**Aim:** Wherever a line holds the word "在海伯利亚帝国的印象系统中", copy that line out.

**Provided data:**
— START —

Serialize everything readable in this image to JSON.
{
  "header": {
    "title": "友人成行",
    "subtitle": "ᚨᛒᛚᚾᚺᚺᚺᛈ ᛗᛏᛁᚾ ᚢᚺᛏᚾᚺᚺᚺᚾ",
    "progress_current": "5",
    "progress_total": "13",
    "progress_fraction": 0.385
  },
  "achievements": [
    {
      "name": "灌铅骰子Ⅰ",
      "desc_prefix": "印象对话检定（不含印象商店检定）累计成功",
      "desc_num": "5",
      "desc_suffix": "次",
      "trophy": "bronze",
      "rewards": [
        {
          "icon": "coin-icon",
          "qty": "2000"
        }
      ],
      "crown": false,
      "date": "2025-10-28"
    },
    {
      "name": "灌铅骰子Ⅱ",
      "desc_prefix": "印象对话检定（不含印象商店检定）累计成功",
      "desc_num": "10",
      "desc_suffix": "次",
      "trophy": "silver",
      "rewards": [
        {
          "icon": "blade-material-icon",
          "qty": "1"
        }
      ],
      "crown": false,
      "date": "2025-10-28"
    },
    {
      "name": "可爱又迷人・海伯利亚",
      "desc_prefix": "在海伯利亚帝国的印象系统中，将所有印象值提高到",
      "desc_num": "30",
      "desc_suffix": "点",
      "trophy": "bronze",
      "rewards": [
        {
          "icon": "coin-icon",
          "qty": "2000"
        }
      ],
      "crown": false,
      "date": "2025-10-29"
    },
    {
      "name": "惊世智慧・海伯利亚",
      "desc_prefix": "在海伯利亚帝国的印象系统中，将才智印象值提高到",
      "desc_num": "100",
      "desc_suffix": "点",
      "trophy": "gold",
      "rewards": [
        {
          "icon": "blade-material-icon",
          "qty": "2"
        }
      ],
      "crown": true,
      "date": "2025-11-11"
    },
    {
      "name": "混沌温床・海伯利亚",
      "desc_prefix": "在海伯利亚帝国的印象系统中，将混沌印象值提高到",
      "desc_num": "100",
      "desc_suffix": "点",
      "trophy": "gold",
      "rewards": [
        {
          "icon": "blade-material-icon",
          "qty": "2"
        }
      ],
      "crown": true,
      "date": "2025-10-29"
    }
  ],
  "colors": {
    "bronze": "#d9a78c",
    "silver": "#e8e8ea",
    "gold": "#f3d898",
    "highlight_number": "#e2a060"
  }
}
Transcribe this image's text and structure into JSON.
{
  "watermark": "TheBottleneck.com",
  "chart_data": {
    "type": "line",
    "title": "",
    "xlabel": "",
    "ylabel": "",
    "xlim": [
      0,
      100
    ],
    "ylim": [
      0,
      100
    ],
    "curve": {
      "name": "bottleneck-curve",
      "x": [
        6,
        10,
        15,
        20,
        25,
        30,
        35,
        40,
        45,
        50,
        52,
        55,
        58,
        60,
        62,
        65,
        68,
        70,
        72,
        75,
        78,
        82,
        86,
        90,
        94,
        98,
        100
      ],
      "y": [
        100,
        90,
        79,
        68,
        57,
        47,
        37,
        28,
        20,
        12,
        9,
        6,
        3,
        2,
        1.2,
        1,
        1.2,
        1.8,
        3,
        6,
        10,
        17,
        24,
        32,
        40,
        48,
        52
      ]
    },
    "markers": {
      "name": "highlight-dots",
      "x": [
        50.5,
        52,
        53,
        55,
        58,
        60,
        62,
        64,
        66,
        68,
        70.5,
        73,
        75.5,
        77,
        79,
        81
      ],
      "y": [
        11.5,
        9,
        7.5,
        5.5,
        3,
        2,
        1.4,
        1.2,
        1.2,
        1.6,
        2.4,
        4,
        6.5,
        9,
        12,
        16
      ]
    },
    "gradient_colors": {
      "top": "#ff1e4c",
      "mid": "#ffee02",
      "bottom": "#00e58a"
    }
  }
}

— END —

**Exercise solution:**
      "desc_prefix": "在海伯利亚帝国的印象系统中，将所有印象值提高到",
      "desc_prefix": "在海伯利亚帝国的印象系统中，将才智印象值提高到",
      "desc_prefix": "在海伯利亚帝国的印象系统中，将混沌印象值提高到",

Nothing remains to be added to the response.